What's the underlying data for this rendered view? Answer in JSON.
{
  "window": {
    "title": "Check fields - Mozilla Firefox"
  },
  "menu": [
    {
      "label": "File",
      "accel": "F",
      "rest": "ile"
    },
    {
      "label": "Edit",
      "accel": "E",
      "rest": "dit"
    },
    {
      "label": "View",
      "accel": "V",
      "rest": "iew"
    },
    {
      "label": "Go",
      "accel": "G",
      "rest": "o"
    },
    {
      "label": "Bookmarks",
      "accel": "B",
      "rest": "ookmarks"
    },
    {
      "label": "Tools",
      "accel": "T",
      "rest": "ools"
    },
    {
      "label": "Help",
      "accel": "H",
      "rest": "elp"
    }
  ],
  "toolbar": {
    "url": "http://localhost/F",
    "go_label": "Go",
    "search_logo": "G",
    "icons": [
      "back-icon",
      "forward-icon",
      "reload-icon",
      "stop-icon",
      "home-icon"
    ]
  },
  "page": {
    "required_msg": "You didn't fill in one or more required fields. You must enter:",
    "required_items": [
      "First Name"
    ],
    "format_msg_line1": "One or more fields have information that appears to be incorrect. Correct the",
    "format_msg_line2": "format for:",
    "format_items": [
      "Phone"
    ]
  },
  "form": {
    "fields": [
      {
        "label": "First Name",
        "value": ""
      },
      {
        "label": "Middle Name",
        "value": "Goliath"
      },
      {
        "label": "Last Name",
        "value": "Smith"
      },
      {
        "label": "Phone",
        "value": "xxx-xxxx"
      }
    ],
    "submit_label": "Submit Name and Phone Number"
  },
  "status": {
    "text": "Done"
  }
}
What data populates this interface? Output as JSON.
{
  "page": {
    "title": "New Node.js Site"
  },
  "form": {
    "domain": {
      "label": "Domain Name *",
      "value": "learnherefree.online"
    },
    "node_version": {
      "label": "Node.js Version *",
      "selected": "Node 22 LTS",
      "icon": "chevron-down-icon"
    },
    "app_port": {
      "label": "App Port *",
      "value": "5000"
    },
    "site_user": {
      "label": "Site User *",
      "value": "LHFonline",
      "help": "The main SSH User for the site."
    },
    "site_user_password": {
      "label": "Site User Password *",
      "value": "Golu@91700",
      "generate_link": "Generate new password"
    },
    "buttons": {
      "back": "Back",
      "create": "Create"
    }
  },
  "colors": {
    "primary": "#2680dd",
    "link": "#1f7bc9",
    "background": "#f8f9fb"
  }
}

___

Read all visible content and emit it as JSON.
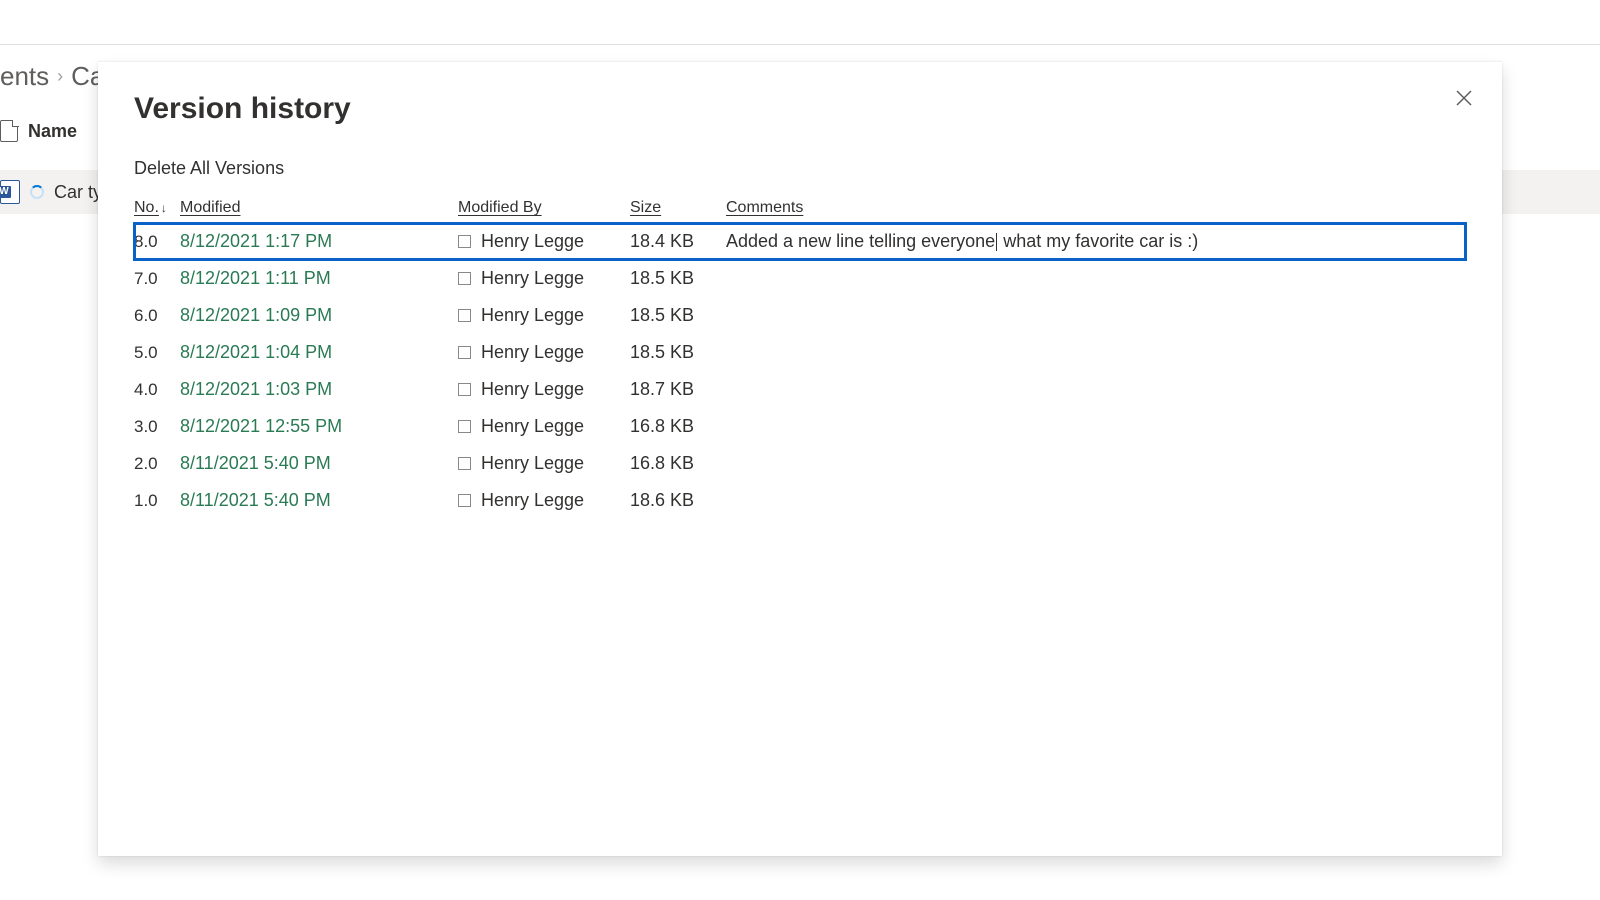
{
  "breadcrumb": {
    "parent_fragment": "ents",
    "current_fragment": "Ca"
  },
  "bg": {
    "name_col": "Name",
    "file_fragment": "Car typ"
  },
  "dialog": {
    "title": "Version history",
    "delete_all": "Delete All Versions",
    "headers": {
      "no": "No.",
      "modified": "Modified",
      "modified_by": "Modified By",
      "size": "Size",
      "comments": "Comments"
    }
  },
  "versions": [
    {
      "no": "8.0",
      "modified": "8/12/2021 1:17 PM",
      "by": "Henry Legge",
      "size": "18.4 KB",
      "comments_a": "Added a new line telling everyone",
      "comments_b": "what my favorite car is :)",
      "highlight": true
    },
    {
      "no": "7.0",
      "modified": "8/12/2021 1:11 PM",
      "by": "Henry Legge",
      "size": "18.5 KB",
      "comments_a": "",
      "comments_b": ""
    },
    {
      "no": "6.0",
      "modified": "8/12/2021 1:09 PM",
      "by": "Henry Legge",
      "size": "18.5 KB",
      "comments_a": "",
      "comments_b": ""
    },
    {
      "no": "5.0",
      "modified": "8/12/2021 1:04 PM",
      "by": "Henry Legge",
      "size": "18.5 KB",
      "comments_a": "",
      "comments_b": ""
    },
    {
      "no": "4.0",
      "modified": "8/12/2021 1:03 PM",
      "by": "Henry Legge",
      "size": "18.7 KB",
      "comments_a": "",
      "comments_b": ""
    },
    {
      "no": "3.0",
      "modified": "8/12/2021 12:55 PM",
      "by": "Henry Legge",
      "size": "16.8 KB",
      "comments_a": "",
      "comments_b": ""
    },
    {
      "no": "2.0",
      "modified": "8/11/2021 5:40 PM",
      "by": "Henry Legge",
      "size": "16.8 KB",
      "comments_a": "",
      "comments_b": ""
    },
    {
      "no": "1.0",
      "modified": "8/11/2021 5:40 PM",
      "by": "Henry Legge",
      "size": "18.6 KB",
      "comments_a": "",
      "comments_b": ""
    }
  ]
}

___

#### Task requirements
Return each line of the data that contains the string "this".

#### Complete output
What's the underlying data for this rendered view? Answer in JSON.
What data populates this interface? Output as JSON.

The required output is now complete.